++++ GIVEN ENTRIES
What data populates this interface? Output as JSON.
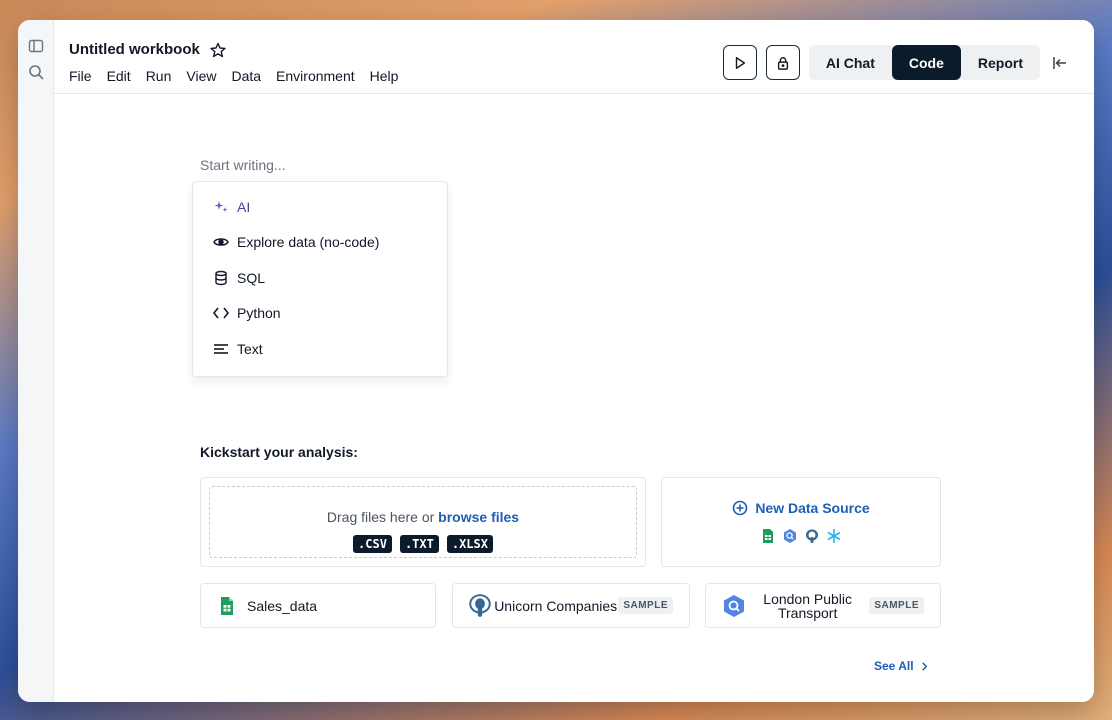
{
  "header": {
    "title": "Untitled workbook",
    "menu": [
      "File",
      "Edit",
      "Run",
      "View",
      "Data",
      "Environment",
      "Help"
    ],
    "modes": {
      "ai_chat": "AI Chat",
      "code": "Code",
      "report": "Report"
    },
    "active_mode": "Code"
  },
  "editor": {
    "placeholder": "Start writing...",
    "dropdown": [
      {
        "label": "AI",
        "icon": "sparkle-icon"
      },
      {
        "label": "Explore data (no-code)",
        "icon": "eye-icon"
      },
      {
        "label": "SQL",
        "icon": "database-icon"
      },
      {
        "label": "Python",
        "icon": "code-brackets-icon"
      },
      {
        "label": "Text",
        "icon": "text-lines-icon"
      }
    ]
  },
  "kickstart": {
    "heading": "Kickstart your analysis:",
    "upload": {
      "text": "Drag files here or",
      "link": "browse files",
      "formats": [
        ".CSV",
        ".TXT",
        ".XLSX"
      ]
    },
    "new_source": {
      "label": "New Data Source"
    },
    "sources": [
      {
        "label": "Sales_data",
        "badge": ""
      },
      {
        "label": "Unicorn Companies",
        "badge": "SAMPLE"
      },
      {
        "label": "London Public Transport",
        "badge": "SAMPLE"
      }
    ],
    "see_all": "See All"
  },
  "colors": {
    "accent": "#1d5fb5",
    "active_bg": "#0b1b2b"
  }
}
++++++++
### SHORT TASK
Word for word, quote the lines above. Omit the pictures.

### EXERCISE RESPONSE
What data populates this interface? Output as JSON.
{
  "header": {
    "title": "Untitled workbook",
    "menu": [
      "File",
      "Edit",
      "Run",
      "View",
      "Data",
      "Environment",
      "Help"
    ],
    "modes": {
      "ai_chat": "AI Chat",
      "code": "Code",
      "report": "Report"
    },
    "active_mode": "Code"
  },
  "editor": {
    "placeholder": "Start writing...",
    "dropdown": [
      {
        "label": "AI",
        "icon": "sparkle-icon"
      },
      {
        "label": "Explore data (no-code)",
        "icon": "eye-icon"
      },
      {
        "label": "SQL",
        "icon": "database-icon"
      },
      {
        "label": "Python",
        "icon": "code-brackets-icon"
      },
      {
        "label": "Text",
        "icon": "text-lines-icon"
      }
    ]
  },
  "kickstart": {
    "heading": "Kickstart your analysis:",
    "upload": {
      "text": "Drag files here or",
      "link": "browse files",
      "formats": [
        ".CSV",
        ".TXT",
        ".XLSX"
      ]
    },
    "new_source": {
      "label": "New Data Source"
    },
    "sources": [
      {
        "label": "Sales_data",
        "badge": ""
      },
      {
        "label": "Unicorn Companies",
        "badge": "SAMPLE"
      },
      {
        "label": "London Public Transport",
        "badge": "SAMPLE"
      }
    ],
    "see_all": "See All"
  },
  "colors": {
    "accent": "#1d5fb5",
    "active_bg": "#0b1b2b"
  }
}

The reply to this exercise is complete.